→ Exercise objective: Omit the pictures and output every entry below exactly as written.

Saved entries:
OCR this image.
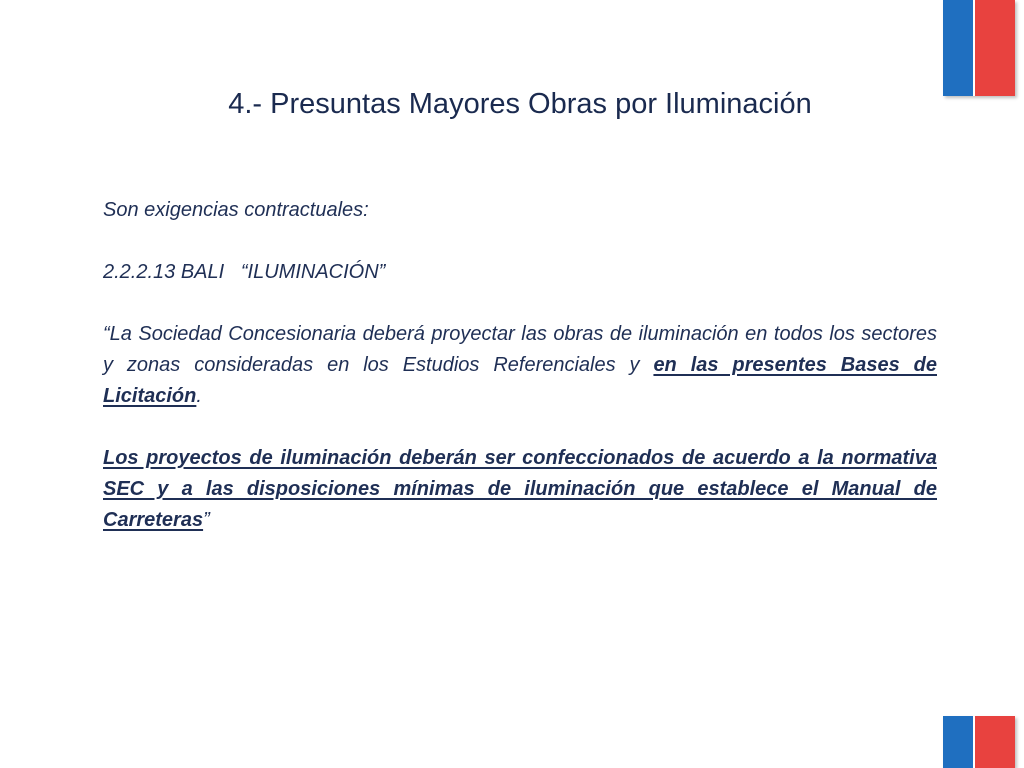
4.- Presuntas Mayores Obras por Iluminación

Son exigencias contractuales:

2.2.2.13 BALI   “ILUMINACIÓN”

“La Sociedad Concesionaria deberá proyectar las obras de iluminación en todos los sectores y zonas consideradas en los Estudios Referenciales y en las presentes Bases de Licitación.

Los proyectos de iluminación deberán ser confeccionados de acuerdo a la normativa SEC y a las disposiciones mínimas de iluminación que establece el Manual de Carreteras”
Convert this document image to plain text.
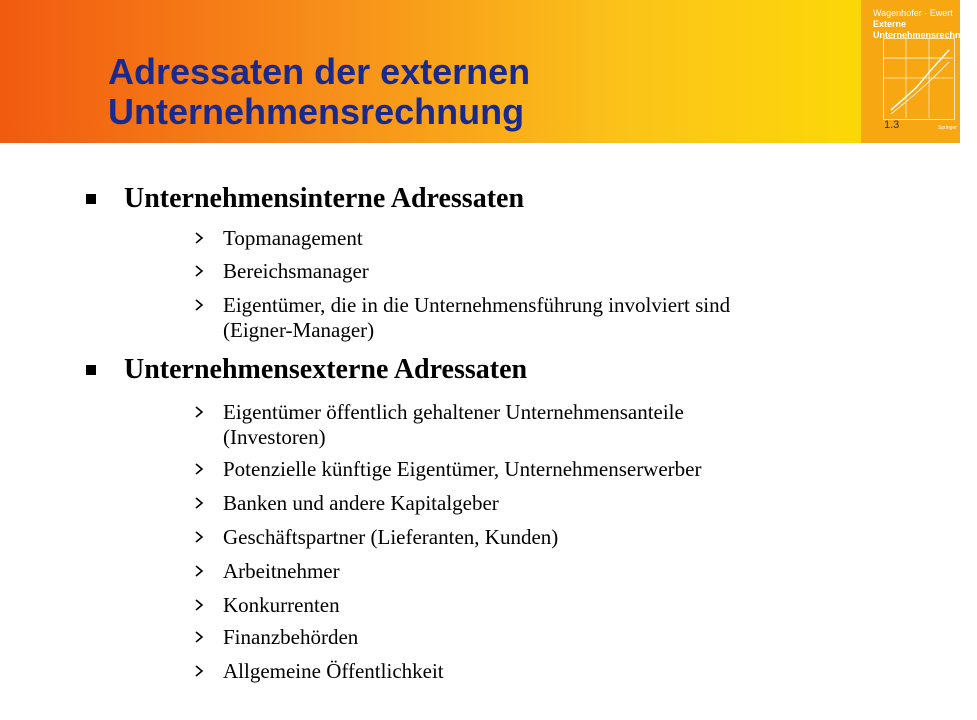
Adressaten der externen
Unternehmensrechnung
Wagenhofer · Ewert
Externe
Unternehmensrechnung
Springer
1.3
Unternehmensinterne Adressaten
Topmanagement
Bereichsmanager
Eigentümer, die in die Unternehmensführung involviert sind
(Eigner-Manager)
Unternehmensexterne Adressaten
Eigentümer öffentlich gehaltener Unternehmensanteile
(Investoren)
Potenzielle künftige Eigentümer, Unternehmenserwerber
Banken und andere Kapitalgeber
Geschäftspartner (Lieferanten, Kunden)
Arbeitnehmer
Konkurrenten
Finanzbehörden
Allgemeine Öffentlichkeit
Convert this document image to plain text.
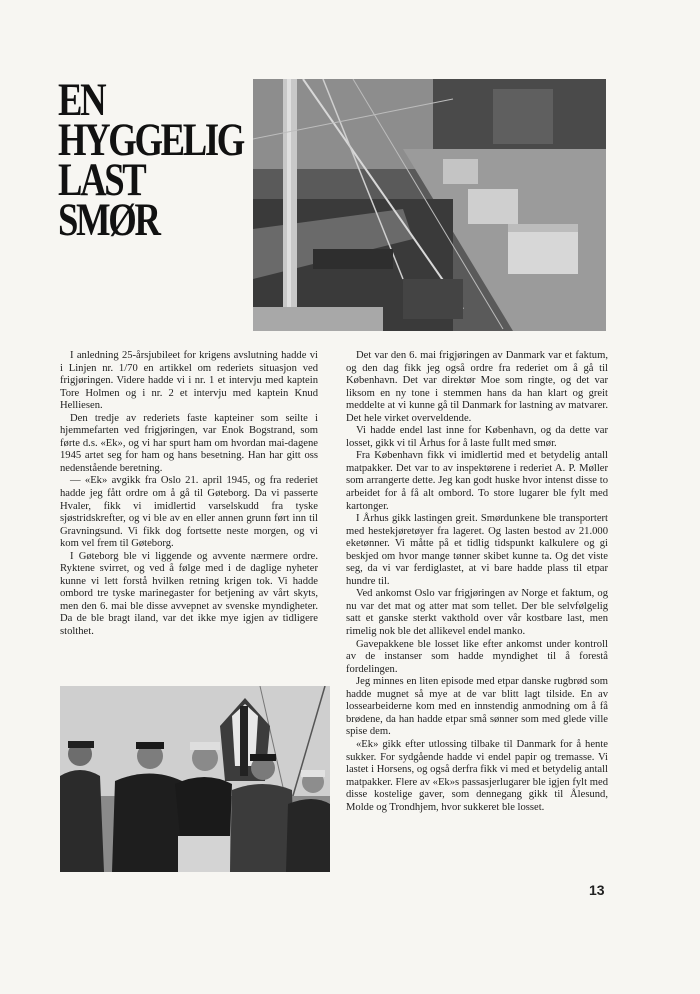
EN
HYGGELIG
LAST
SMØR

I anledning 25-årsjubileet for krigens avslutning hadde vi i Linjen nr. 1/70 en artikkel om rederiets situasjon ved frigjøringen. Videre hadde vi i nr. 1 et intervju med kaptein Tore Holmen og i nr. 2 et intervju med kaptein Knud Helliesen.

Den tredje av rederiets faste kapteiner som seilte i hjemmefarten ved frigjøringen, var Enok Bogstrand, som førte d.s. «Ek», og vi har spurt ham om hvordan mai-dagene 1945 artet seg for ham og hans besetning. Han har gitt oss nedenstående beretning.

— «Ek» avgikk fra Oslo 21. april 1945, og fra rederiet hadde jeg fått ordre om å gå til Gøteborg. Da vi passerte Hvaler, fikk vi imidlertid varselskudd fra tyske sjøstridskrefter, og vi ble av en eller annen grunn ført inn til Gravningsund. Vi fikk dog fortsette neste morgen, og vi kom vel frem til Gøteborg.

I Gøteborg ble vi liggende og avvente nærmere ordre. Ryktene svirret, og ved å følge med i de daglige nyheter kunne vi lett forstå hvilken retning krigen tok. Vi hadde ombord tre tyske marinegaster for betjening av vårt skyts, men den 6. mai ble disse avvepnet av svenske myndigheter. Da de ble bragt iland, var det ikke mye igjen av tidligere stolthet.

Det var den 6. mai frigjøringen av Danmark var et faktum, og den dag fikk jeg også ordre fra rederiet om å gå til København. Det var direktør Moe som ringte, og det var liksom en ny tone i stemmen hans da han klart og greit meddelte at vi kunne gå til Danmark for lastning av matvarer. Det hele virket overveldende.

Vi hadde endel last inne for København, og da dette var losset, gikk vi til Århus for å laste fullt med smør.

Fra København fikk vi imidlertid med et betydelig antall matpakker. Det var to av inspektørene i rederiet A. P. Møller som arrangerte dette. Jeg kan godt huske hvor intenst disse to arbeidet for å få alt ombord. To store lugarer ble fylt med kartonger.

I Århus gikk lastingen greit. Smørdunkene ble transportert med hestekjøretøyer fra lageret. Og lasten bestod av 21.000 eketønner. Vi måtte på et tidlig tidspunkt kalkulere og gi beskjed om hvor mange tønner skibet kunne ta. Og det viste seg, da vi var ferdiglastet, at vi bare hadde plass til etpar hundre til.

Ved ankomst Oslo var frigjøringen av Norge et faktum, og nu var det mat og atter mat som tellet. Der ble selvfølgelig satt et ganske sterkt vakthold over vår kostbare last, men rimelig nok ble det allikevel endel manko.

Gavepakkene ble losset like efter ankomst under kontroll av de instanser som hadde myndighet til å forestå fordelingen.

Jeg minnes en liten episode med etpar danske rugbrød som hadde mugnet så mye at de var blitt lagt tilside. En av lossearbeiderne kom med en innstendig anmodning om å få brødene, da han hadde etpar små sønner som med glede ville spise dem.

«Ek» gikk efter utlossing tilbake til Danmark for å hente sukker. For sydgående hadde vi endel papir og tremasse. Vi lastet i Horsens, og også derfra fikk vi med et betydelig antall matpakker. Flere av «Ek»s passasjerlugarer ble igjen fylt med disse kostelige gaver, som dennegang gikk til Ålesund, Molde og Trondhjem, hvor sukkeret ble losset.

13
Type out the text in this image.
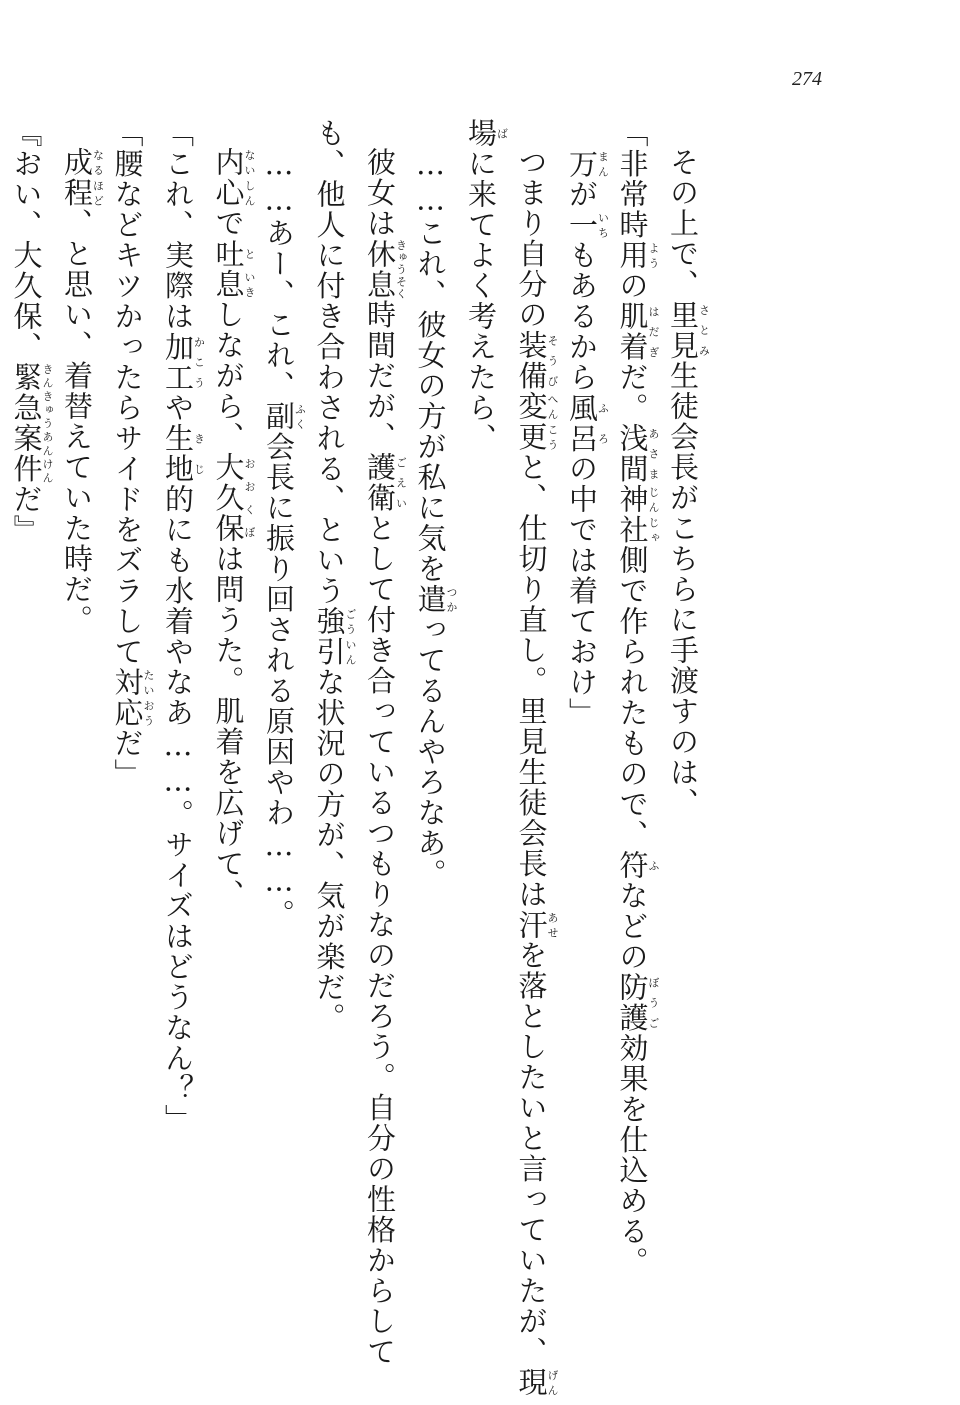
274

その上で、里見さとみ生徒会長がこちらに手渡すのは、

「非常時用ようの肌着はだぎだ。浅間あさま神社じんじゃ側で作られたもので、符ふなどの防護ぼうご効果を仕込める。

　万まんが一いちもあるから風呂ふろの中では着ておけ」

つまり自分の装備そうび変更へんこうと、仕切り直し。里見生徒会長は汗あせを落としたいと言っていたが、現げん

場ばに来てよく考えたら、

……これ、彼女の方が私に気を遣つかってるんやろなあ。

彼女は休息きゅうそく時間だが、護衛ごえいとして付き合っているつもりなのだろう。自分の性格からして

も、他人に付き合わされる、という強引ごういんな状況の方が、気が楽だ。

……あー、これ、副ふく会長に振り回される原因やわ……。

内心ないしんで吐と息いきしながら、大久保おおくぼは問うた。肌着を広げて、

「これ、実際は加工かこうや生地きじ的にも水着やなあ……。サイズはどうなん？」

「腰などキツかったらサイドをズラして対応たいおうだ」

成程なるほど、と思い、着替えていた時だ。

『おい、大久保、緊急案件きんきゅうあんけんだ』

→ Solution for this task:
OCR this image.
4.- Presuntas Mayores Obras por Iluminación

Son exigencias contractuales:

2.2.2.13 BALI   “ILUMINACIÓN”

“La Sociedad Concesionaria deberá proyectar las obras de iluminación en todos los sectores y zonas consideradas en los Estudios Referenciales y en las presentes Bases de Licitación.

Los proyectos de iluminación deberán ser confeccionados de acuerdo a la normativa SEC y a las disposiciones mínimas de iluminación que establece el Manual de Carreteras”
Convert this document image to plain text.
Adressaten der externen
Unternehmensrechnung
Wagenhofer · Ewert
Externe
Unternehmensrechnung
Springer
1.3
Unternehmensinterne Adressaten
Topmanagement
Bereichsmanager
Eigentümer, die in die Unternehmensführung involviert sind
(Eigner-Manager)
Unternehmensexterne Adressaten
Eigentümer öffentlich gehaltener Unternehmensanteile
(Investoren)
Potenzielle künftige Eigentümer, Unternehmenserwerber
Banken und andere Kapitalgeber
Geschäftspartner (Lieferanten, Kunden)
Arbeitnehmer
Konkurrenten
Finanzbehörden
Allgemeine Öffentlichkeit
Convert this document image to plain text.
EN
HYGGELIG
LAST
SMØR

I anledning 25-årsjubileet for krigens avslutning hadde vi i Linjen nr. 1/70 en artikkel om rederiets situasjon ved frigjøringen. Videre hadde vi i nr. 1 et intervju med kaptein Tore Holmen og i nr. 2 et intervju med kaptein Knud Helliesen.

Den tredje av rederiets faste kapteiner som seilte i hjemmefarten ved frigjøringen, var Enok Bogstrand, som førte d.s. «Ek», og vi har spurt ham om hvordan mai-dagene 1945 artet seg for ham og hans besetning. Han har gitt oss nedenstående beretning.

— «Ek» avgikk fra Oslo 21. april 1945, og fra rederiet hadde jeg fått ordre om å gå til Gøteborg. Da vi passerte Hvaler, fikk vi imidlertid varselskudd fra tyske sjøstridskrefter, og vi ble av en eller annen grunn ført inn til Gravningsund. Vi fikk dog fortsette neste morgen, og vi kom vel frem til Gøteborg.

I Gøteborg ble vi liggende og avvente nærmere ordre. Ryktene svirret, og ved å følge med i de daglige nyheter kunne vi lett forstå hvilken retning krigen tok. Vi hadde ombord tre tyske marinegaster for betjening av vårt skyts, men den 6. mai ble disse avvepnet av svenske myndigheter. Da de ble bragt iland, var det ikke mye igjen av tidligere stolthet.

Det var den 6. mai frigjøringen av Danmark var et faktum, og den dag fikk jeg også ordre fra rederiet om å gå til København. Det var direktør Moe som ringte, og det var liksom en ny tone i stemmen hans da han klart og greit meddelte at vi kunne gå til Danmark for lastning av matvarer. Det hele virket overveldende.

Vi hadde endel last inne for København, og da dette var losset, gikk vi til Århus for å laste fullt med smør.

Fra København fikk vi imidlertid med et betydelig antall matpakker. Det var to av inspektørene i rederiet A. P. Møller som arrangerte dette. Jeg kan godt huske hvor intenst disse to arbeidet for å få alt ombord. To store lugarer ble fylt med kartonger.

I Århus gikk lastingen greit. Smørdunkene ble transportert med hestekjøretøyer fra lageret. Og lasten bestod av 21.000 eketønner. Vi måtte på et tidlig tidspunkt kalkulere og gi beskjed om hvor mange tønner skibet kunne ta. Og det viste seg, da vi var ferdiglastet, at vi bare hadde plass til etpar hundre til.

Ved ankomst Oslo var frigjøringen av Norge et faktum, og nu var det mat og atter mat som tellet. Der ble selvfølgelig satt et ganske sterkt vakthold over vår kostbare last, men rimelig nok ble det allikevel endel manko.

Gavepakkene ble losset like efter ankomst under kontroll av de instanser som hadde myndighet til å forestå fordelingen.

Jeg minnes en liten episode med etpar danske rugbrød som hadde mugnet så mye at de var blitt lagt tilside. En av lossearbeiderne kom med en innstendig anmodning om å få brødene, da han hadde etpar små sønner som med glede ville spise dem.

«Ek» gikk efter utlossing tilbake til Danmark for å hente sukker. For sydgående hadde vi endel papir og tremasse. Vi lastet i Horsens, og også derfra fikk vi med et betydelig antall matpakker. Flere av «Ek»s passasjerlugarer ble igjen fylt med disse kostelige gaver, som dennegang gikk til Ålesund, Molde og Trondhjem, hvor sukkeret ble losset.

13
Type out the text in this image.
274

その上で、里見さとみ生徒会長がこちらに手渡すのは、

「非常時用ようの肌着はだぎだ。浅間あさま神社じんじゃ側で作られたもので、符ふなどの防護ぼうご効果を仕込める。

　万まんが一いちもあるから風呂ふろの中では着ておけ」

つまり自分の装備そうび変更へんこうと、仕切り直し。里見生徒会長は汗あせを落としたいと言っていたが、現げん

場ばに来てよく考えたら、

……これ、彼女の方が私に気を遣つかってるんやろなあ。

彼女は休息きゅうそく時間だが、護衛ごえいとして付き合っているつもりなのだろう。自分の性格からして

も、他人に付き合わされる、という強引ごういんな状況の方が、気が楽だ。

……あー、これ、副ふく会長に振り回される原因やわ……。

内心ないしんで吐と息いきしながら、大久保おおくぼは問うた。肌着を広げて、

「これ、実際は加工かこうや生地きじ的にも水着やなあ……。サイズはどうなん？」

「腰などキツかったらサイドをズラして対応たいおうだ」

成程なるほど、と思い、着替えていた時だ。

『おい、大久保、緊急案件きんきゅうあんけんだ』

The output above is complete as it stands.